**Task data**:
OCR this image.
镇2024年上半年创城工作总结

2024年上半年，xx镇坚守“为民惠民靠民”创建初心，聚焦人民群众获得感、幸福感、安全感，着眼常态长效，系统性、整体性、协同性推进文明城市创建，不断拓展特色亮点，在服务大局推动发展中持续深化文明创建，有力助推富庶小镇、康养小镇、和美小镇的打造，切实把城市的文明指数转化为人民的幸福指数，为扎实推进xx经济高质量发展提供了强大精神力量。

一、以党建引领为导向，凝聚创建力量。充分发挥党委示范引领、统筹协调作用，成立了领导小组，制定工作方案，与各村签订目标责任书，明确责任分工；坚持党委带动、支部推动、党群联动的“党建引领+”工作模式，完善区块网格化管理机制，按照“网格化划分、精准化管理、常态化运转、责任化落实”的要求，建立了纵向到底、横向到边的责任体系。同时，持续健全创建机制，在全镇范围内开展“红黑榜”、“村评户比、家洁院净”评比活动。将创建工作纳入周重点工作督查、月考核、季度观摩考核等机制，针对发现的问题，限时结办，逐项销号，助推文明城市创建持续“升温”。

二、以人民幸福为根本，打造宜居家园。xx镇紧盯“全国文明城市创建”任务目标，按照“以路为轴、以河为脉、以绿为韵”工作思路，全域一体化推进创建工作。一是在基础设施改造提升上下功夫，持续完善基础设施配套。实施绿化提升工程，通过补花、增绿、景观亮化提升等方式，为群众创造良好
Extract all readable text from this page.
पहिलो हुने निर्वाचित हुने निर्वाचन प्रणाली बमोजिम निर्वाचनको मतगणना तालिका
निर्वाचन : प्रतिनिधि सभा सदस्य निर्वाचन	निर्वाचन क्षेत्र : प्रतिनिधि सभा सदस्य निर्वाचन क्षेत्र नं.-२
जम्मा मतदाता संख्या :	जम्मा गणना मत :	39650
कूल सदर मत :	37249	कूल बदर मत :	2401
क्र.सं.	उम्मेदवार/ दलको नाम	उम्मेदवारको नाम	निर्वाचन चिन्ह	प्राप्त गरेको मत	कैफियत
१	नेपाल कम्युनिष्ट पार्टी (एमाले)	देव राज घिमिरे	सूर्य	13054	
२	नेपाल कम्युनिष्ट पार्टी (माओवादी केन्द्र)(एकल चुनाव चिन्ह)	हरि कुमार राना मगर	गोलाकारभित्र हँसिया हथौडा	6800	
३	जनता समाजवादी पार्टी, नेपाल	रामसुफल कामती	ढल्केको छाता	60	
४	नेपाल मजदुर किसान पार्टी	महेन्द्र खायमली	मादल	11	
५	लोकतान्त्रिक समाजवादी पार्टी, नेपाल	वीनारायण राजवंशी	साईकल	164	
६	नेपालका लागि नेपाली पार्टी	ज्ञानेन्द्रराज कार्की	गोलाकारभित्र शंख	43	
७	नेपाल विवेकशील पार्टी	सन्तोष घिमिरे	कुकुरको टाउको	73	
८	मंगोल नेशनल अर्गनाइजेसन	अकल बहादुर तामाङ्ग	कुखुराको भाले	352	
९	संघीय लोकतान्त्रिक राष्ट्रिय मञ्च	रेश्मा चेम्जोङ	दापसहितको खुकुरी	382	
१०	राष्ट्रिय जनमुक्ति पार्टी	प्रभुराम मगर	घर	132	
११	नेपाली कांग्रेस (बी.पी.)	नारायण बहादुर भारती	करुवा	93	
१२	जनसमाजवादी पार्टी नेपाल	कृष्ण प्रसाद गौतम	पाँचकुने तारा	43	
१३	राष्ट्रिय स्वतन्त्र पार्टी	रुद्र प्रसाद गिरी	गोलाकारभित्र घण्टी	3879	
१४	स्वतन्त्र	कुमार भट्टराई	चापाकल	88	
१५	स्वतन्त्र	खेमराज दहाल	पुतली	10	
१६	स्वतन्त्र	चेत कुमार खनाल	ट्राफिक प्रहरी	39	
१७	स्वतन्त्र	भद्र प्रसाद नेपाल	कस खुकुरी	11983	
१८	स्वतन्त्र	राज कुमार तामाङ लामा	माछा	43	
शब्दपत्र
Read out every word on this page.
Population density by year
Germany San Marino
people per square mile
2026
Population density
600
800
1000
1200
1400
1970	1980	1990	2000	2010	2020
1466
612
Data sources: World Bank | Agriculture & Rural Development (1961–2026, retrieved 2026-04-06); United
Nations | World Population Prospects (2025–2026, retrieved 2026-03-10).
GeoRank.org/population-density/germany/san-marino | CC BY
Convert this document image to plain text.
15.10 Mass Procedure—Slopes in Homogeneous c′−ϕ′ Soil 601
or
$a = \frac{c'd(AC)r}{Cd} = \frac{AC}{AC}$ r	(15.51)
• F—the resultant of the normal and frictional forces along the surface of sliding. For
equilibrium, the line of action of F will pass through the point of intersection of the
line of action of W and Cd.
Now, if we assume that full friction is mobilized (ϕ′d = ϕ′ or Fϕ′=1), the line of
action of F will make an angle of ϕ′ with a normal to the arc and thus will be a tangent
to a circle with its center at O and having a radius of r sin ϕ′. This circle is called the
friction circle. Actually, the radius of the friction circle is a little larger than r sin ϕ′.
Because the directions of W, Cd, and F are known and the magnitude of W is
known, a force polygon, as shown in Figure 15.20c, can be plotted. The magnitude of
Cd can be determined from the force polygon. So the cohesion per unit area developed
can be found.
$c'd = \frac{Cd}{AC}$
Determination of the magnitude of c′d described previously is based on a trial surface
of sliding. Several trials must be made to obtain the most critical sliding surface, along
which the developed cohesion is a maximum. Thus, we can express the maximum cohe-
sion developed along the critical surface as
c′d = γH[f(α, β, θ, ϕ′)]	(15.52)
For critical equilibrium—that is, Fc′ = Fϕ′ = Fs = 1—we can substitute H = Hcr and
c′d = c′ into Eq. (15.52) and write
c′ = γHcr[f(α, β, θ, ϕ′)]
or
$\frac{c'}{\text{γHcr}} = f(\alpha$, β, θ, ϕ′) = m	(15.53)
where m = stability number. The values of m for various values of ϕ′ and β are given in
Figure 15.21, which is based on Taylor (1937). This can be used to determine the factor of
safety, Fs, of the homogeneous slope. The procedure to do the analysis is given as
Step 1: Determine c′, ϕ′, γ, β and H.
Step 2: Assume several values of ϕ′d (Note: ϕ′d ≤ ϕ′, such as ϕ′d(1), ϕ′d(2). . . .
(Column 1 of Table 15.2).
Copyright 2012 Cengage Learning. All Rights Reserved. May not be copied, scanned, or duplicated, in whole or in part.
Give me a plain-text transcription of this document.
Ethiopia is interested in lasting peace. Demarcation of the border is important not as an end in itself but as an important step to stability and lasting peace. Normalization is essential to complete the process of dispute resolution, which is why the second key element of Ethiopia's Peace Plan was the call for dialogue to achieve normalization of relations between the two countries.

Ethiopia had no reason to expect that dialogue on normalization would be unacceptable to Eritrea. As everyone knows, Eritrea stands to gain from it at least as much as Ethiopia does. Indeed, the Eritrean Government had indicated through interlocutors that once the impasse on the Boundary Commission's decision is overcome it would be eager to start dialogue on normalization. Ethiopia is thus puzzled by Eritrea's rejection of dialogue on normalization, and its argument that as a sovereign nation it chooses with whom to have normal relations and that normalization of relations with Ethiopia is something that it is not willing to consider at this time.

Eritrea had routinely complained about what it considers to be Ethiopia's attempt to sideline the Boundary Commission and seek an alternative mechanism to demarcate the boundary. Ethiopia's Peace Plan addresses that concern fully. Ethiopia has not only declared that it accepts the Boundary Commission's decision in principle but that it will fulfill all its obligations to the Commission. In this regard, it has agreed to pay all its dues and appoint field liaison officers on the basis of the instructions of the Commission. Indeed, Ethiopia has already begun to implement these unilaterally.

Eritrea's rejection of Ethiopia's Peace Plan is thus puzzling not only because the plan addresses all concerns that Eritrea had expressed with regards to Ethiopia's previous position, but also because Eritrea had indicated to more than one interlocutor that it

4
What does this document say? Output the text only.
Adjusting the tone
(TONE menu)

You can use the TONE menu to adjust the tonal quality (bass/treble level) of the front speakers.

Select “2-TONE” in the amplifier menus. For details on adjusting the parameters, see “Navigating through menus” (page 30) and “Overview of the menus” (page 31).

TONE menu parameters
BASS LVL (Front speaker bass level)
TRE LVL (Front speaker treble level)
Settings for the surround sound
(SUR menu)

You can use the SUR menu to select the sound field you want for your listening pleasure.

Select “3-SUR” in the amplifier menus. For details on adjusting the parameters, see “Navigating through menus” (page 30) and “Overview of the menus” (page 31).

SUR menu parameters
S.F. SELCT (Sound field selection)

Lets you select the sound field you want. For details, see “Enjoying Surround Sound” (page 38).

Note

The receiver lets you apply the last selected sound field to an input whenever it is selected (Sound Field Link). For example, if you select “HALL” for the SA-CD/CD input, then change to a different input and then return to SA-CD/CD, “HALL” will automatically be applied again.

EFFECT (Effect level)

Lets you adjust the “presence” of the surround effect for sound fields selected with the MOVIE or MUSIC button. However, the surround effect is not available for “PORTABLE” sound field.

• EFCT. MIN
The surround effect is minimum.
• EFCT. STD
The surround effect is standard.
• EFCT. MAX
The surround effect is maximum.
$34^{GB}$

**What to produce**:
Show every line from the listing above in which the string "equilibrium" appears.

**Task result**:
equilibrium, the line of action of F will pass through the point of intersection of the
For critical equilibrium—that is, Fc′ = Fϕ′ = Fs = 1—we can substitute H = Hcr and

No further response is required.